* Task instructions *
Quote the data line by line, starting with the line that contains "step-3-item-1: 淘汰落后设备，实施节能技改（余热回收、变频改造）。 xyxy=(205,815,843,844)" and stopping after the line that contains "step-1-item-3: 对标标准找差距，制定《零碳工厂建设方案》。 xyxy=(205,501,739,530)".

* Data entries *
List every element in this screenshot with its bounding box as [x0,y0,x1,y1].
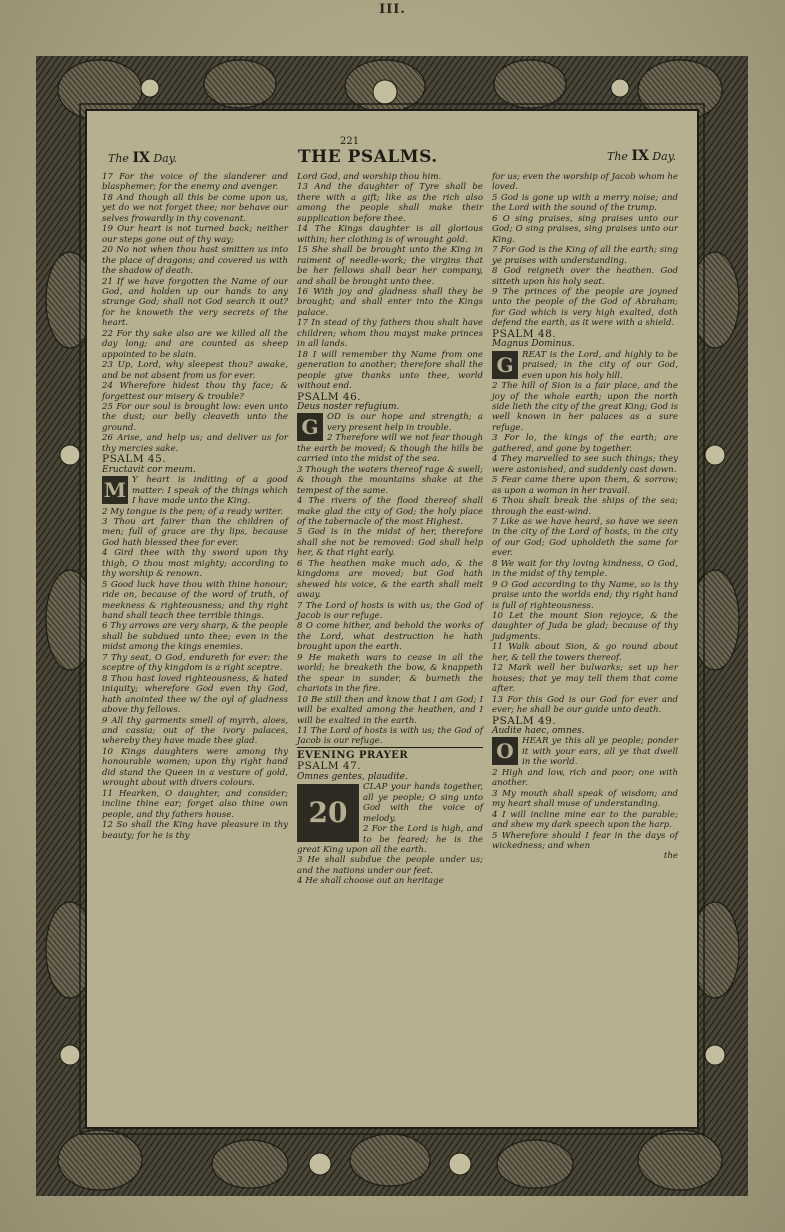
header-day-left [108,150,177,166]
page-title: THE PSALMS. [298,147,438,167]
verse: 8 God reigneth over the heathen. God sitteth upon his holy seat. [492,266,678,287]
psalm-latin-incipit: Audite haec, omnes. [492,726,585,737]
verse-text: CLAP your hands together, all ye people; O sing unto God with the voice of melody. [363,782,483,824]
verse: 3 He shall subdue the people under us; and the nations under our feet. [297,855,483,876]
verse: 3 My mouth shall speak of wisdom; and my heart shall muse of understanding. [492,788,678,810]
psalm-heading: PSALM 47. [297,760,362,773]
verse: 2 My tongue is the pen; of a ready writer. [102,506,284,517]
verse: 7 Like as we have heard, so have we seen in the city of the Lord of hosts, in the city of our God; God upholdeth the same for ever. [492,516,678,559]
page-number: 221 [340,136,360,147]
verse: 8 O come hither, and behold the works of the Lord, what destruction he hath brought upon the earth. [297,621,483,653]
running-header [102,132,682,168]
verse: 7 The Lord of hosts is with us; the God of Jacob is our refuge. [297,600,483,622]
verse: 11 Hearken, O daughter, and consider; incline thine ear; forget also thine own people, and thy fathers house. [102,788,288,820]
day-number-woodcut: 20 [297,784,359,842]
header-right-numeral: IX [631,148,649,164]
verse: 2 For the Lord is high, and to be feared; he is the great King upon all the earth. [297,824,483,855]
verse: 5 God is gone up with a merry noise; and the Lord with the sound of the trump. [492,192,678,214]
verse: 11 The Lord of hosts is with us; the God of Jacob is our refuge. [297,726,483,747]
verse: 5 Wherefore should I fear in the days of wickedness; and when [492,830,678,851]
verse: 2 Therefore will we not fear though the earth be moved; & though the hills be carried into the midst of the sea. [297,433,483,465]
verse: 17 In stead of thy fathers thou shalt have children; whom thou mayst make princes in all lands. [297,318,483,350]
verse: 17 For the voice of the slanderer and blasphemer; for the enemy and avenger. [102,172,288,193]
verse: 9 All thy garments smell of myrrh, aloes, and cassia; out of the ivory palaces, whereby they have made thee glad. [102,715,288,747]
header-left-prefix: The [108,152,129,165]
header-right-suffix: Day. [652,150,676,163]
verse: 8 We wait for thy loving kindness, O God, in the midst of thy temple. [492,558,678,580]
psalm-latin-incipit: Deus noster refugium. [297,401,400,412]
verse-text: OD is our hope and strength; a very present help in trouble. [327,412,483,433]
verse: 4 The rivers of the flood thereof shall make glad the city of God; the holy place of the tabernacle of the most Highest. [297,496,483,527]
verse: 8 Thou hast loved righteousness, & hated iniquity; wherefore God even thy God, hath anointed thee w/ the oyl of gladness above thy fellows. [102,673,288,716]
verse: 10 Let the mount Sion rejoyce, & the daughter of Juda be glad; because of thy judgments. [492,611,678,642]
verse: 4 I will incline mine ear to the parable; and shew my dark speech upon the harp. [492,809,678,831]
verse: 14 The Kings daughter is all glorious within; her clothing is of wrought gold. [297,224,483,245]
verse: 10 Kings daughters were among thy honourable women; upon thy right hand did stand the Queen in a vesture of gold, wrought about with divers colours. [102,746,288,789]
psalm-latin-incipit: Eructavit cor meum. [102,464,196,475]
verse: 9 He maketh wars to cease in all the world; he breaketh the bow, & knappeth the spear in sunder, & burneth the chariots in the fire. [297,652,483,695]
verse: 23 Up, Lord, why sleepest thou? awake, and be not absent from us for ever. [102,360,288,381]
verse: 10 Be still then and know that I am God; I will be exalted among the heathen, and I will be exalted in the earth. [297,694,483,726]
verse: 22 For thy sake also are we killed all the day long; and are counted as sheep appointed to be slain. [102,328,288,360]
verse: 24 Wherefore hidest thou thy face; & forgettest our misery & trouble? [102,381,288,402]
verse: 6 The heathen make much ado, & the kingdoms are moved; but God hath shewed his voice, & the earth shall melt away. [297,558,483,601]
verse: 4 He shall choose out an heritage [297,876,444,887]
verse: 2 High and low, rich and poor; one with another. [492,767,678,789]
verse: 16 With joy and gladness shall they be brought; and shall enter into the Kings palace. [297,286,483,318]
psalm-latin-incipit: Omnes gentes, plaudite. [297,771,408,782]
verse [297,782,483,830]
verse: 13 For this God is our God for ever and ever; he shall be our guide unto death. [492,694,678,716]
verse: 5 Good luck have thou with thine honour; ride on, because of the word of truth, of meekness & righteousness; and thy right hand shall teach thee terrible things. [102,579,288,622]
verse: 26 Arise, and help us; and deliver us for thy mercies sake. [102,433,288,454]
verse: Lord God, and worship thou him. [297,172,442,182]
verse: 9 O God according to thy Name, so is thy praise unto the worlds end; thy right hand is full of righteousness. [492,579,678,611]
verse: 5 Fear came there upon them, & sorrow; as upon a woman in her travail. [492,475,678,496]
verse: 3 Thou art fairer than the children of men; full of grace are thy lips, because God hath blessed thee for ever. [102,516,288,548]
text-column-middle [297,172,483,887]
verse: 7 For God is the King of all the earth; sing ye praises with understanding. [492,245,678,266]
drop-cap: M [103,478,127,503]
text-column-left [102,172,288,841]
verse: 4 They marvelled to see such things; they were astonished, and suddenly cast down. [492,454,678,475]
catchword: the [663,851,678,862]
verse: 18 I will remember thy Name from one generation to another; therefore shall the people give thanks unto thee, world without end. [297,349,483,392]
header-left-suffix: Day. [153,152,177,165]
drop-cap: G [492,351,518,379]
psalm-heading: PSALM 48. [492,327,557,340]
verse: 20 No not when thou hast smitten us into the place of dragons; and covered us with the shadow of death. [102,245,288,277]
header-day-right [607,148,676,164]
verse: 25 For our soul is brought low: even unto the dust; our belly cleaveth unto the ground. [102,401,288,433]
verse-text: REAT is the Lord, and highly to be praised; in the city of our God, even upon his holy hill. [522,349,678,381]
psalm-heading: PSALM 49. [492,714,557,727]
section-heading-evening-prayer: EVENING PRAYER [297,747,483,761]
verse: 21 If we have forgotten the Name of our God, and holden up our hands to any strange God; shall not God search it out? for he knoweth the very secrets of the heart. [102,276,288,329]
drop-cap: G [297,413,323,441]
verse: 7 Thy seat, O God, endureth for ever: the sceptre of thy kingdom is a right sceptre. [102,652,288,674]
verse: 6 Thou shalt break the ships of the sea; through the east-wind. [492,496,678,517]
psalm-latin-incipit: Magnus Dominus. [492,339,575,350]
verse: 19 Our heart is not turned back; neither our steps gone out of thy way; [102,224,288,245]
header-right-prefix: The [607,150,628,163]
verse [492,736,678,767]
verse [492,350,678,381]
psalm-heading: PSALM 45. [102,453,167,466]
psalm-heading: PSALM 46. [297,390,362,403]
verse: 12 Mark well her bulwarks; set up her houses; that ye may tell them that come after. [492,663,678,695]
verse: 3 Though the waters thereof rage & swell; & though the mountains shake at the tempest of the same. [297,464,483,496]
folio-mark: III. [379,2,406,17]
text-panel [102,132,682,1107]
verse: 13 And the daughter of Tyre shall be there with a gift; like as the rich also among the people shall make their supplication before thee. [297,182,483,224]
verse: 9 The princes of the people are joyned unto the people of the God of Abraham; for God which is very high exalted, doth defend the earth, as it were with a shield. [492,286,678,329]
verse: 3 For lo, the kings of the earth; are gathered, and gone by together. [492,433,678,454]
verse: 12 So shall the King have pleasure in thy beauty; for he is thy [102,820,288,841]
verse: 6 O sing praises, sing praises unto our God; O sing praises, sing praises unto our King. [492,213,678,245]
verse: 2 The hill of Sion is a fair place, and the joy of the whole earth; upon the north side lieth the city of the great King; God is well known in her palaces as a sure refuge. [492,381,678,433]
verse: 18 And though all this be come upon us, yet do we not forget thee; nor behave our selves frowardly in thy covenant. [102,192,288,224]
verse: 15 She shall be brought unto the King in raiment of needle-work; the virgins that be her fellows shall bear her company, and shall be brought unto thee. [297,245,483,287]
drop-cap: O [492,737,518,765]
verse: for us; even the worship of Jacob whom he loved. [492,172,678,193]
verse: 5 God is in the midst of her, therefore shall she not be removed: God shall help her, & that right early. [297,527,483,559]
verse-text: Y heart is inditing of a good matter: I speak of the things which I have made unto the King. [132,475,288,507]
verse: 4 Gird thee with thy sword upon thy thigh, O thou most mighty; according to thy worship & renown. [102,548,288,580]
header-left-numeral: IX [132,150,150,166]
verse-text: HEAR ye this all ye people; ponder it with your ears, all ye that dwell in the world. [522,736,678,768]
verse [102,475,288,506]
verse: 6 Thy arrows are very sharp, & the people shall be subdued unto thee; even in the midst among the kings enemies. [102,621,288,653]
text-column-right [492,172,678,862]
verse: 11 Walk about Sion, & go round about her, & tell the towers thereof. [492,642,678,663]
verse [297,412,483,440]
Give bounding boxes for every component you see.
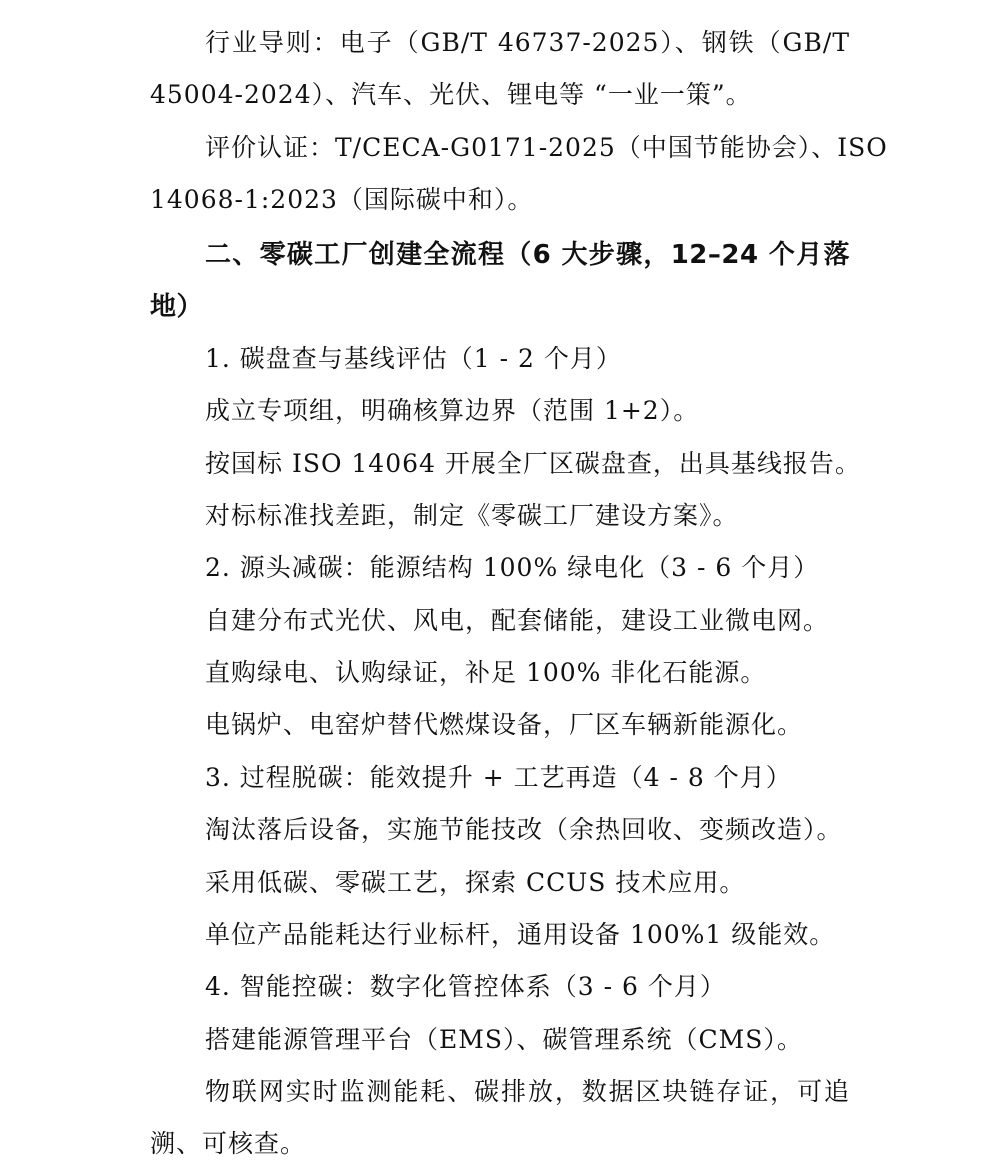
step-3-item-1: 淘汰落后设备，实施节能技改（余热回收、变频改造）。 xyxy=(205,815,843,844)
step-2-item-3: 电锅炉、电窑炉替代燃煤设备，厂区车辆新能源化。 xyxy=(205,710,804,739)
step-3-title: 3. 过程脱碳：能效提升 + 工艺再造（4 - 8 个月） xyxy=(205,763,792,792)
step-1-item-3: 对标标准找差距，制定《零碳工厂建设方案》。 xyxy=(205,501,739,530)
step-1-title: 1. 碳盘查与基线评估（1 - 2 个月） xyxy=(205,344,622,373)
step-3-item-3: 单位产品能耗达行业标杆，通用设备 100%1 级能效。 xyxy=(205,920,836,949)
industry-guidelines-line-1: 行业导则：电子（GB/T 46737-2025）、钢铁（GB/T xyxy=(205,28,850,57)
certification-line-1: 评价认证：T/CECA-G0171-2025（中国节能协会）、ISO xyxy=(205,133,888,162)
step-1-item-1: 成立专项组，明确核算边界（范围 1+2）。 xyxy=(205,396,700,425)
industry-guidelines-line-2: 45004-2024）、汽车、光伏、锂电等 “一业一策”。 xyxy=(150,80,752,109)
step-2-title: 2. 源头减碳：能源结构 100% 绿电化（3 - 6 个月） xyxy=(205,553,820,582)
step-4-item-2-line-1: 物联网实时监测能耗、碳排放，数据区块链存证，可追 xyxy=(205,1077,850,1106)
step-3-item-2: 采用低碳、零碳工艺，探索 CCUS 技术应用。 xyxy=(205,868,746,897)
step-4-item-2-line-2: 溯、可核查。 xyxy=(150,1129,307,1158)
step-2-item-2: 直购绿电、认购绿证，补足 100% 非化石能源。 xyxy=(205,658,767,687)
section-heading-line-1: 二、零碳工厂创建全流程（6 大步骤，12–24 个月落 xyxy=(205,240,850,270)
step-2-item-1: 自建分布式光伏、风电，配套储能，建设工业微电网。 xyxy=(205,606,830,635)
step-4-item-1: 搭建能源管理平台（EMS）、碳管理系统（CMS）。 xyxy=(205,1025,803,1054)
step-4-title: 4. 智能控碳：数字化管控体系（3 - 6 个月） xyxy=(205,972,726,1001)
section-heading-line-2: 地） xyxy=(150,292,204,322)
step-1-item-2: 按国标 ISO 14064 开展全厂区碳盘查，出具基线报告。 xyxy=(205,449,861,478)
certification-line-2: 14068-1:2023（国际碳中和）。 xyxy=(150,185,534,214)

* Result *
step-3-item-1: 淘汰落后设备，实施节能技改（余热回收、变频改造）。 xyxy=(205,815,843,844)
step-2-item-3: 电锅炉、电窑炉替代燃煤设备，厂区车辆新能源化。 xyxy=(205,710,804,739)
step-3-title: 3. 过程脱碳：能效提升 + 工艺再造（4 - 8 个月） xyxy=(205,763,792,792)
step-1-item-3: 对标标准找差距，制定《零碳工厂建设方案》。 xyxy=(205,501,739,530)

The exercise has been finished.